(Excerpted records):
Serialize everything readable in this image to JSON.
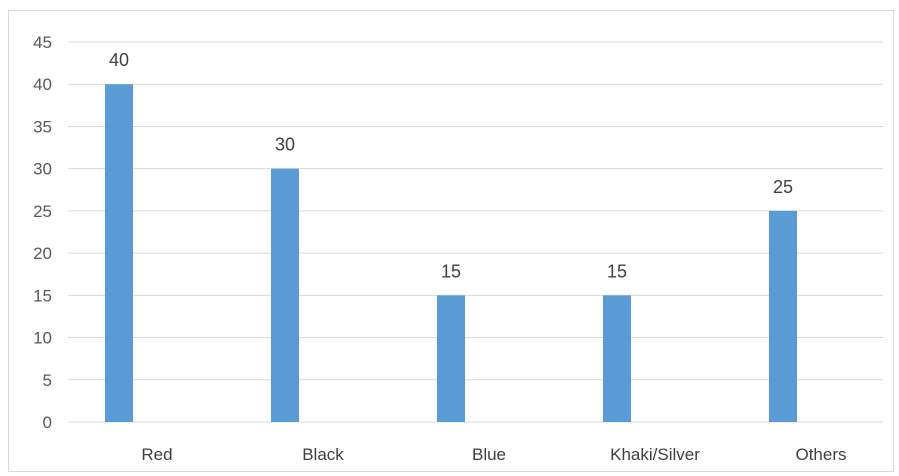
{
  "chart_data": {
    "type": "bar",
    "categories": [
      "Red",
      "Black",
      "Blue",
      "Khaki/Silver",
      "Others"
    ],
    "values": [
      40,
      30,
      15,
      15,
      25
    ],
    "title": "",
    "xlabel": "",
    "ylabel": "",
    "ylim": [
      0,
      45
    ],
    "yticks": [
      0,
      5,
      10,
      15,
      20,
      25,
      30,
      35,
      40,
      45
    ],
    "grid": true,
    "legend": "none",
    "bar_color": "#5b9bd5",
    "data_labels": true
  }
}
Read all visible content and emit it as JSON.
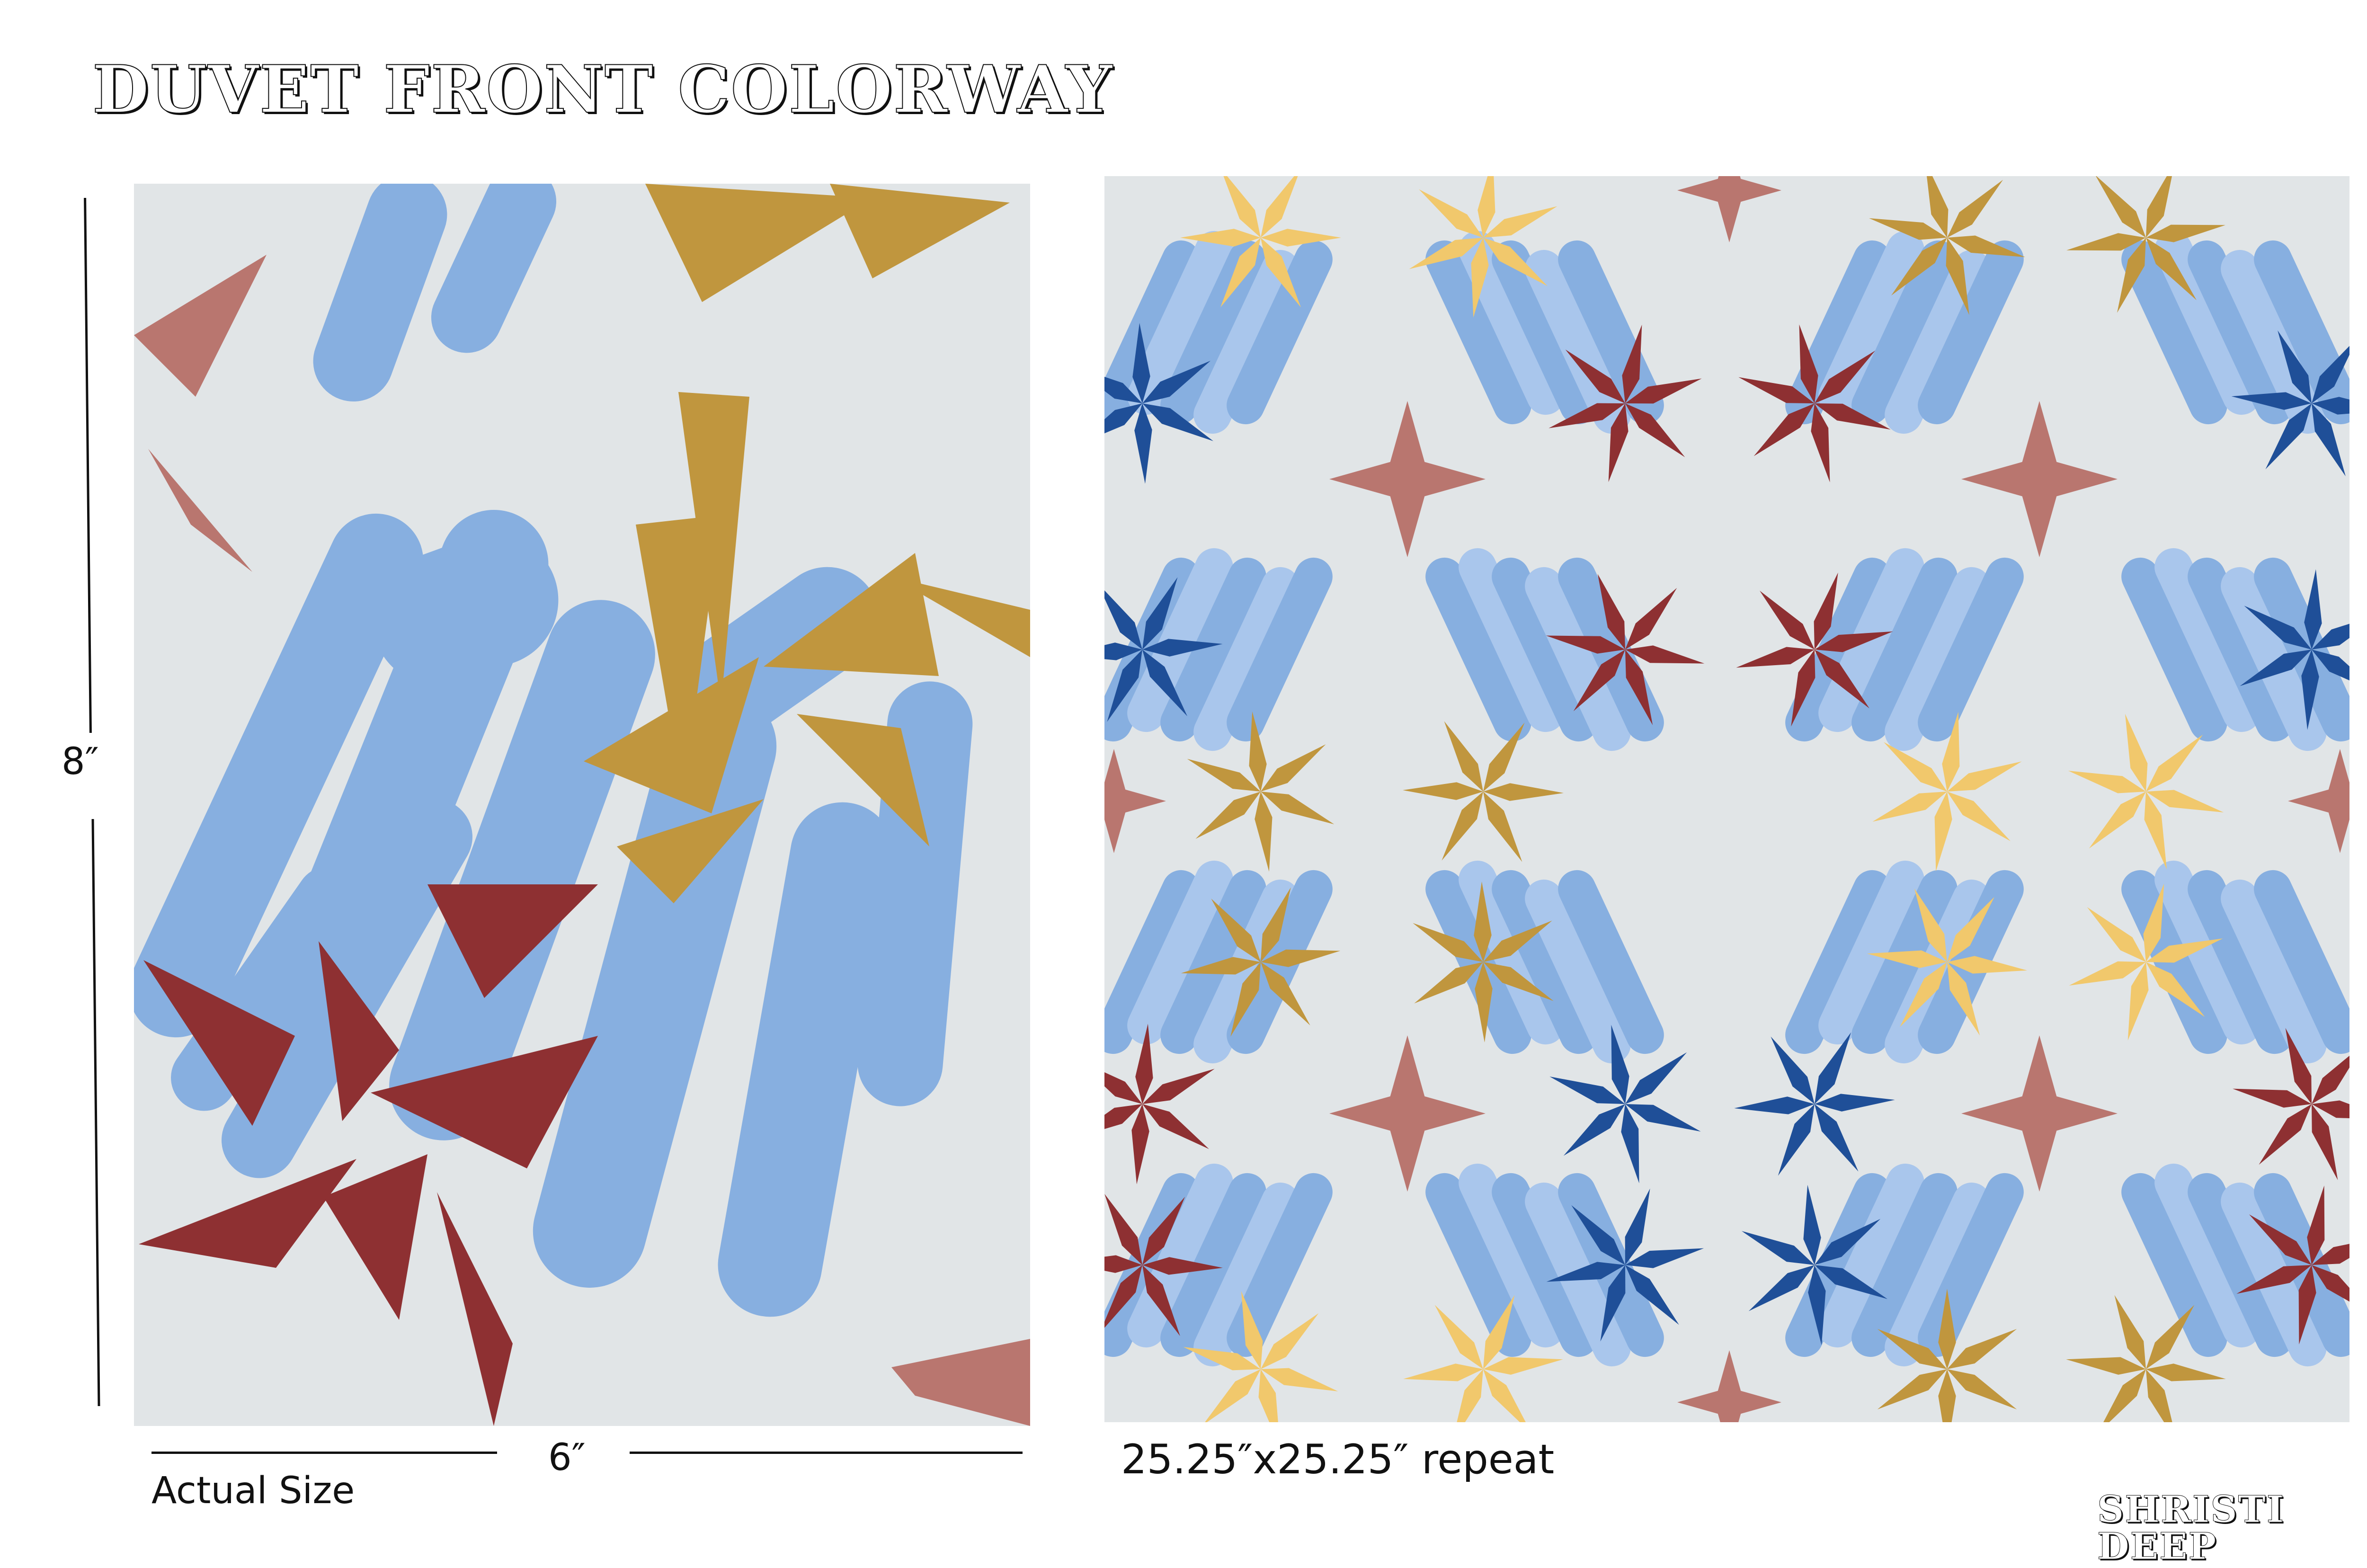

(Problem to solve):
Repeat the preceding records precisely, and leave every picture out of the copy.

(Response):
Serialize everything readable in this image to JSON.
{
  "chart_data": {
    "type": "bar",
    "categories": [
      "Red",
      "Black",
      "Blue",
      "Khaki/Silver",
      "Others"
    ],
    "values": [
      40,
      30,
      15,
      15,
      25
    ],
    "title": "",
    "xlabel": "",
    "ylabel": "",
    "ylim": [
      0,
      45
    ],
    "yticks": [
      0,
      5,
      10,
      15,
      20,
      25,
      30,
      35,
      40,
      45
    ],
    "grid": true,
    "legend": "none",
    "bar_color": "#5b9bd5",
    "data_labels": true
  }
}
Read all visible content and emit it as JSON.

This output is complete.